▶ _Problem description_: Give the count of lines holding the string "handwritten" and nothing else.

▶ _The data_:
[START]

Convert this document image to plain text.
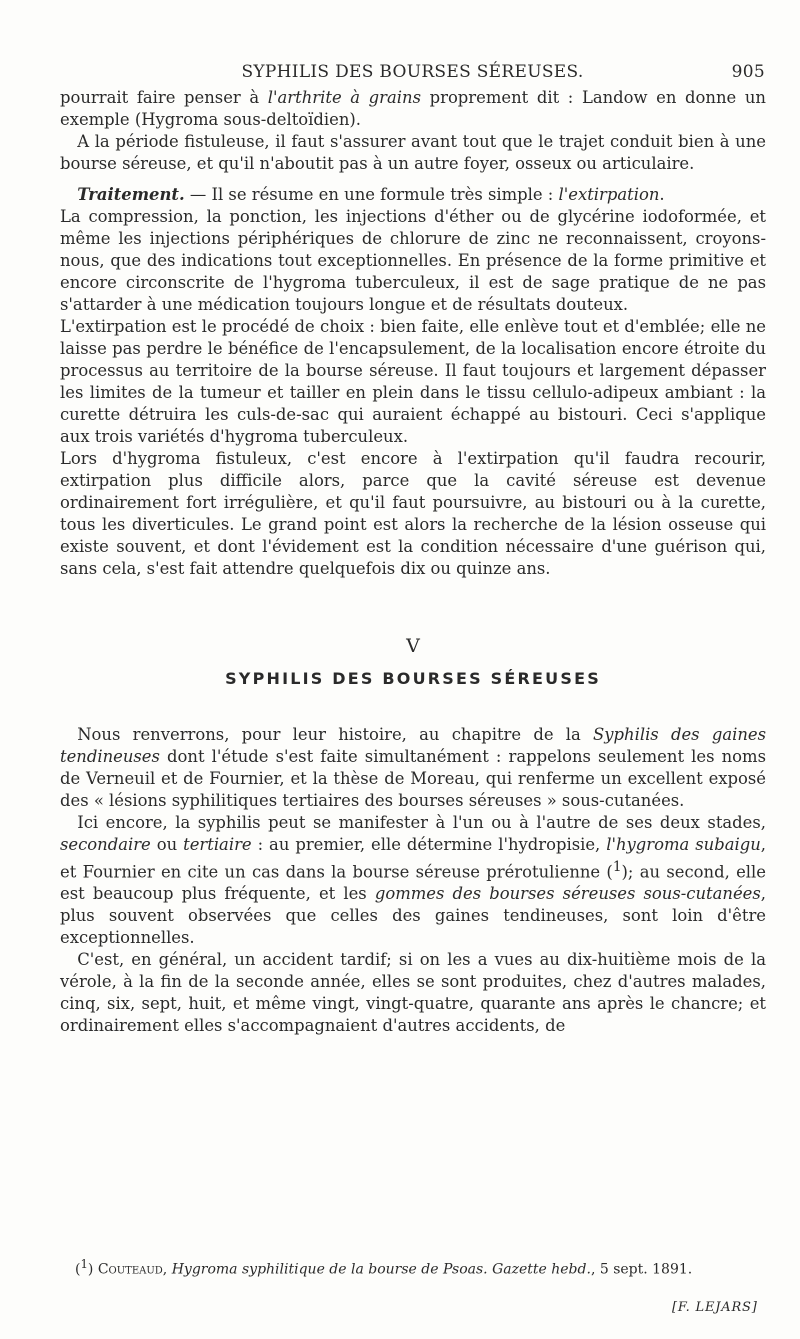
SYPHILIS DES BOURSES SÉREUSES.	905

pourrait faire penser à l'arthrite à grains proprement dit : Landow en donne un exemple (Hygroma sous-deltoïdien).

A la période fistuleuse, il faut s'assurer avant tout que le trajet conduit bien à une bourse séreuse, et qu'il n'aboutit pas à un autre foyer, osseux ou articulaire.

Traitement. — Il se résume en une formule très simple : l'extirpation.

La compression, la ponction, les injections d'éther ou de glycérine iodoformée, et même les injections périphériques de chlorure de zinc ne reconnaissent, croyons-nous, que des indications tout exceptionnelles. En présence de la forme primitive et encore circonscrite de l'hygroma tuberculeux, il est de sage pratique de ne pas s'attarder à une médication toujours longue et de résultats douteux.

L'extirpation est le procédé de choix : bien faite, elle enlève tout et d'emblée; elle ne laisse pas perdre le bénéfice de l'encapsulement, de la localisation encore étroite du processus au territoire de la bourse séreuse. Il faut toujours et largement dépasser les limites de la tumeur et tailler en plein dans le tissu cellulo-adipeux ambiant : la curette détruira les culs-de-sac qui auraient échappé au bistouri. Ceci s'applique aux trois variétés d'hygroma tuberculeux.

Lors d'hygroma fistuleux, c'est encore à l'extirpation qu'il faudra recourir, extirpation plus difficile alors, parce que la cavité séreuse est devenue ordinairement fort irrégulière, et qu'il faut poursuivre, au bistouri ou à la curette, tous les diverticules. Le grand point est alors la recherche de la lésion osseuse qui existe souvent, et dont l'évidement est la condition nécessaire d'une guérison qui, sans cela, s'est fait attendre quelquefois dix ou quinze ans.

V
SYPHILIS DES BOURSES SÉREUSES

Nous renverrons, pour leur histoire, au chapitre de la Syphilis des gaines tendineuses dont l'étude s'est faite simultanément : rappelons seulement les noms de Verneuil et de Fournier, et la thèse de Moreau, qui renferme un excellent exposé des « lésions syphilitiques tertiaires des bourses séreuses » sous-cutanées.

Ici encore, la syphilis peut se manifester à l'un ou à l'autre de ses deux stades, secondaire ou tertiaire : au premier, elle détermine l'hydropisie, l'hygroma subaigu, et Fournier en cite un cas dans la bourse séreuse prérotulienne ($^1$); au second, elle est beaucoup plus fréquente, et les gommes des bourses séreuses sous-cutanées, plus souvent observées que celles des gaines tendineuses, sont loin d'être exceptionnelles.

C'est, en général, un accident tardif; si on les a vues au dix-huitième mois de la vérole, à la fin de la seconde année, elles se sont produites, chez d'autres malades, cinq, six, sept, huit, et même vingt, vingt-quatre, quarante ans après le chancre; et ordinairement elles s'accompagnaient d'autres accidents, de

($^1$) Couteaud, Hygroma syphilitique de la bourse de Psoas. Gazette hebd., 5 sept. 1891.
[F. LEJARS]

[END]
[START]

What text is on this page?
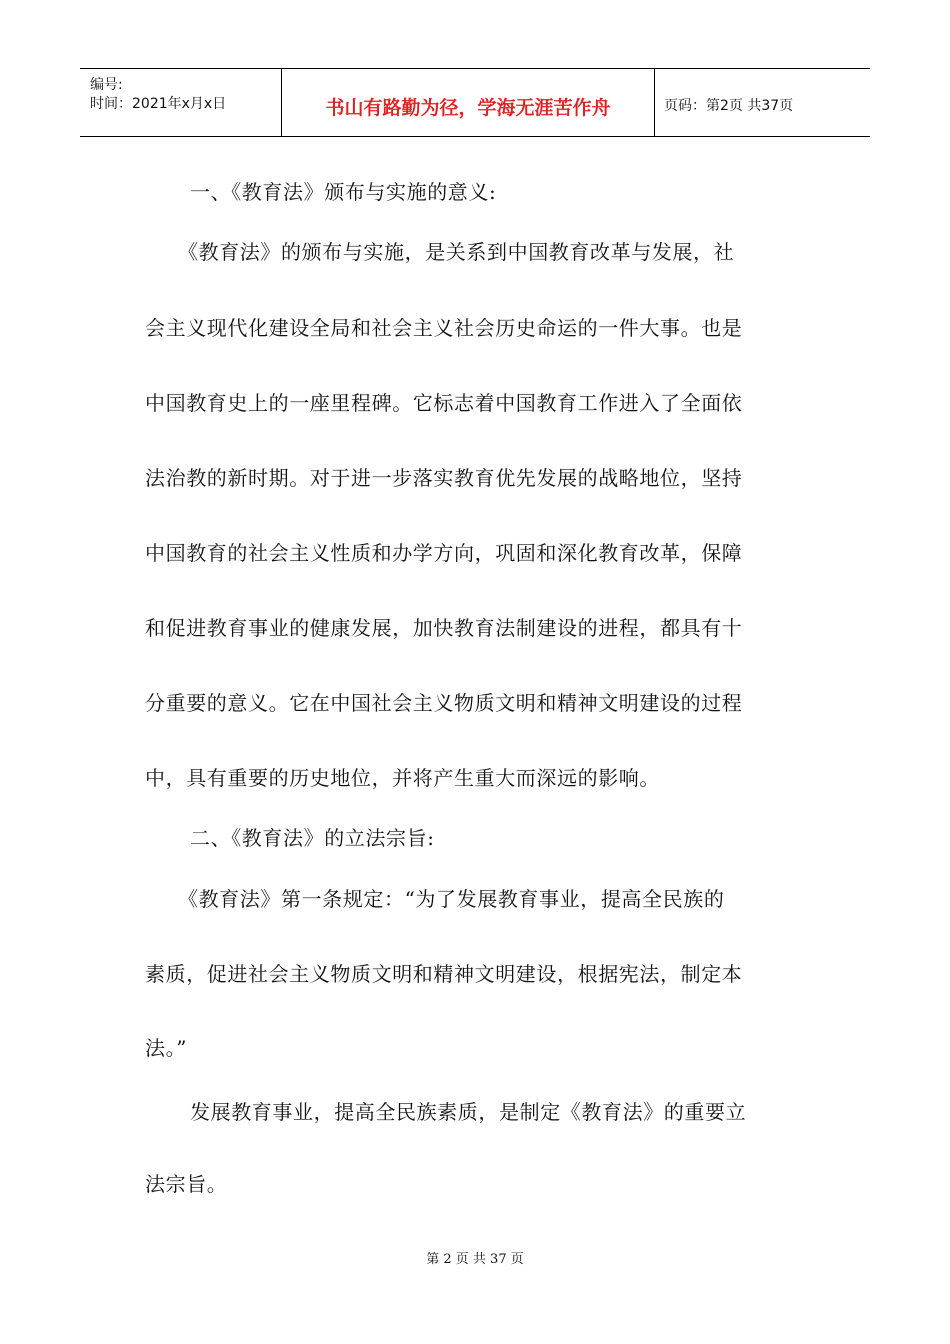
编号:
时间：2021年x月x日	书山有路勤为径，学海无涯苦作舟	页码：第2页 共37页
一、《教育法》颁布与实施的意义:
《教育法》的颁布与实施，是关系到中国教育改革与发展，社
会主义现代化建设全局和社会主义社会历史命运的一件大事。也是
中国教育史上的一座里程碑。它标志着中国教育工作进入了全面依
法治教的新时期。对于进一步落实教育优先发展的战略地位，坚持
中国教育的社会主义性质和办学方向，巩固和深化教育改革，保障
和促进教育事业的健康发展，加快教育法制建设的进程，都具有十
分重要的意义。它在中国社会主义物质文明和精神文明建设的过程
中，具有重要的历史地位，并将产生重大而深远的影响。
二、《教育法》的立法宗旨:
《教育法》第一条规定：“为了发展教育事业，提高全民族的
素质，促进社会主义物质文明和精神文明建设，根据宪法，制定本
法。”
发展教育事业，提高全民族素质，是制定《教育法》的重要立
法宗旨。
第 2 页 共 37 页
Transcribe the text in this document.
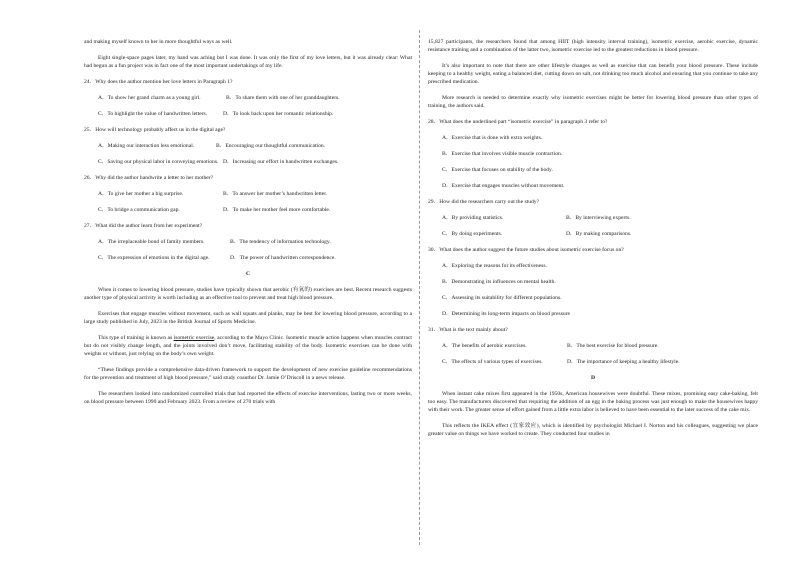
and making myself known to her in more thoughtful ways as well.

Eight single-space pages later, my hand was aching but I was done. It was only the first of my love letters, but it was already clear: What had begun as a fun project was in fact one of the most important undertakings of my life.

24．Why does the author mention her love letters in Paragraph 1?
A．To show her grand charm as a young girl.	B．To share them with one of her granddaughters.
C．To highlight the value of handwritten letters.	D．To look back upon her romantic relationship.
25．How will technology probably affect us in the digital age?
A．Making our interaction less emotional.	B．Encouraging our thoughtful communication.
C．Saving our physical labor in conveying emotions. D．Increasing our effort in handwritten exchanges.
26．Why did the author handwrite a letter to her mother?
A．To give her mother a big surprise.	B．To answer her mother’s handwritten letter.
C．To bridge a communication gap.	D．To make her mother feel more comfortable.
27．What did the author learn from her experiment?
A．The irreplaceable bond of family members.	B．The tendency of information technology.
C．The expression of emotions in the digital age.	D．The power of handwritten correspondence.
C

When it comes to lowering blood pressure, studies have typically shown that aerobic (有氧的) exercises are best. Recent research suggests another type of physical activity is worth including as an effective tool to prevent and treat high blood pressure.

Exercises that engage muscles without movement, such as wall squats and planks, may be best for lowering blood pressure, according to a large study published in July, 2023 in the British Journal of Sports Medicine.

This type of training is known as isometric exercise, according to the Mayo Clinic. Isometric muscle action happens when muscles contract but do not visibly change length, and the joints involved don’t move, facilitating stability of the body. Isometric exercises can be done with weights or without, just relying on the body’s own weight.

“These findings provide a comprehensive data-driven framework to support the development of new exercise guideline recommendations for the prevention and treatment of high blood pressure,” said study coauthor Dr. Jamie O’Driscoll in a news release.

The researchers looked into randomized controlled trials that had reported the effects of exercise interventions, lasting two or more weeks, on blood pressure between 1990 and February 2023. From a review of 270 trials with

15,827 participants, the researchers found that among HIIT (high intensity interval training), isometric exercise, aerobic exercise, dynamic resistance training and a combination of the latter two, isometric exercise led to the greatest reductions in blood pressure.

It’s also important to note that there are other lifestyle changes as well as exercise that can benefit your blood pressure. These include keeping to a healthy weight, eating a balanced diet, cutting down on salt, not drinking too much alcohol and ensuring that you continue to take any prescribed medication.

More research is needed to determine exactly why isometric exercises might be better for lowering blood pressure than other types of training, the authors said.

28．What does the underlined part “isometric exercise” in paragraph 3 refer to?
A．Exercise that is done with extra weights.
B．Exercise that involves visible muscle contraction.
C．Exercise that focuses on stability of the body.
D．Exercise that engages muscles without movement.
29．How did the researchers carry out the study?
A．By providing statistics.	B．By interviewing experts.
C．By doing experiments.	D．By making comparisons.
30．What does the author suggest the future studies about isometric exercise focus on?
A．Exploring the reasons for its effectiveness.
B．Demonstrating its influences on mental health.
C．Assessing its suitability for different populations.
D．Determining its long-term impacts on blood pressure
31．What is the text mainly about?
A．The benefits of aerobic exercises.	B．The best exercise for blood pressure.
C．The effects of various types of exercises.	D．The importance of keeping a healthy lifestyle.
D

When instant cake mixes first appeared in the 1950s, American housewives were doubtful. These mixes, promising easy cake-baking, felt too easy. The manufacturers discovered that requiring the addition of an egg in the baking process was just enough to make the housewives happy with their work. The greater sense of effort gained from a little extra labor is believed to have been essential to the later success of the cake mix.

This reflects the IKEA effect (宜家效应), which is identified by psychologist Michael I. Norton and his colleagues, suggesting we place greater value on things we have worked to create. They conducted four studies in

[END]

▶ _Written response_: 4